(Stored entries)
◇ ◇ ◇
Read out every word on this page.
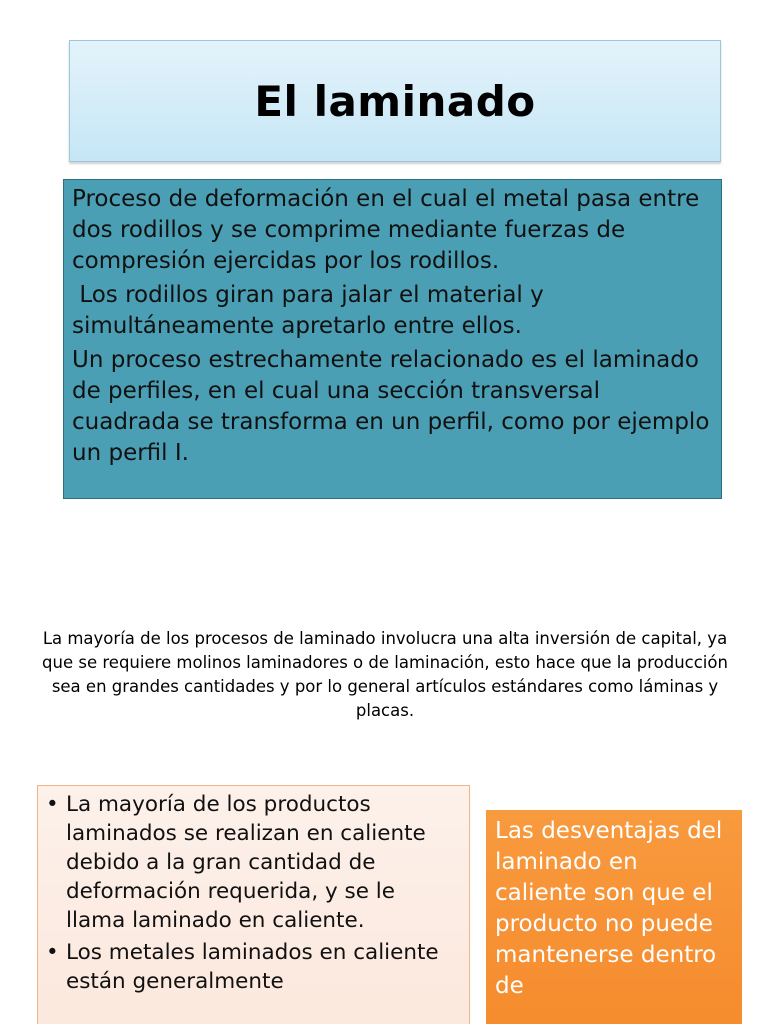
El laminado

Proceso de deformación en el cual el metal pasa entre dos rodillos y se comprime mediante fuerzas de compresión ejercidas por los rodillos.

Los rodillos giran para jalar el material y simultáneamente apretarlo entre ellos.

Un proceso estrechamente relacionado es el laminado de perfiles, en el cual una sección transversal cuadrada se transforma en un perfil, como por ejemplo un perfil I.

La mayoría de los procesos de laminado involucra una alta inversión de capital, ya que se requiere molinos laminadores o de laminación, esto hace que la producción sea en grandes cantidades y por lo general artículos estándares como láminas y placas.
• La mayoría de los productos laminados se realizan en caliente debido a la gran cantidad de deformación requerida, y se le llama laminado en caliente.
• Los metales laminados en caliente están generalmente
Las desventajas del laminado en caliente son que el producto no puede mantenerse dentro de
◇ ◇ ◇
- _Given exercise_: Except for the pictures, copy the material above exactly.

- _Solution to the problem_:
Read out every word on this page.
El laminado

Proceso de deformación en el cual el metal pasa entre dos rodillos y se comprime mediante fuerzas de compresión ejercidas por los rodillos.

Los rodillos giran para jalar el material y simultáneamente apretarlo entre ellos.

Un proceso estrechamente relacionado es el laminado de perfiles, en el cual una sección transversal cuadrada se transforma en un perfil, como por ejemplo un perfil I.

La mayoría de los procesos de laminado involucra una alta inversión de capital, ya que se requiere molinos laminadores o de laminación, esto hace que la producción sea en grandes cantidades y por lo general artículos estándares como láminas y placas.
• La mayoría de los productos laminados se realizan en caliente debido a la gran cantidad de deformación requerida, y se le llama laminado en caliente.
• Los metales laminados en caliente están generalmente
Las desventajas del laminado en caliente son que el producto no puede mantenerse dentro de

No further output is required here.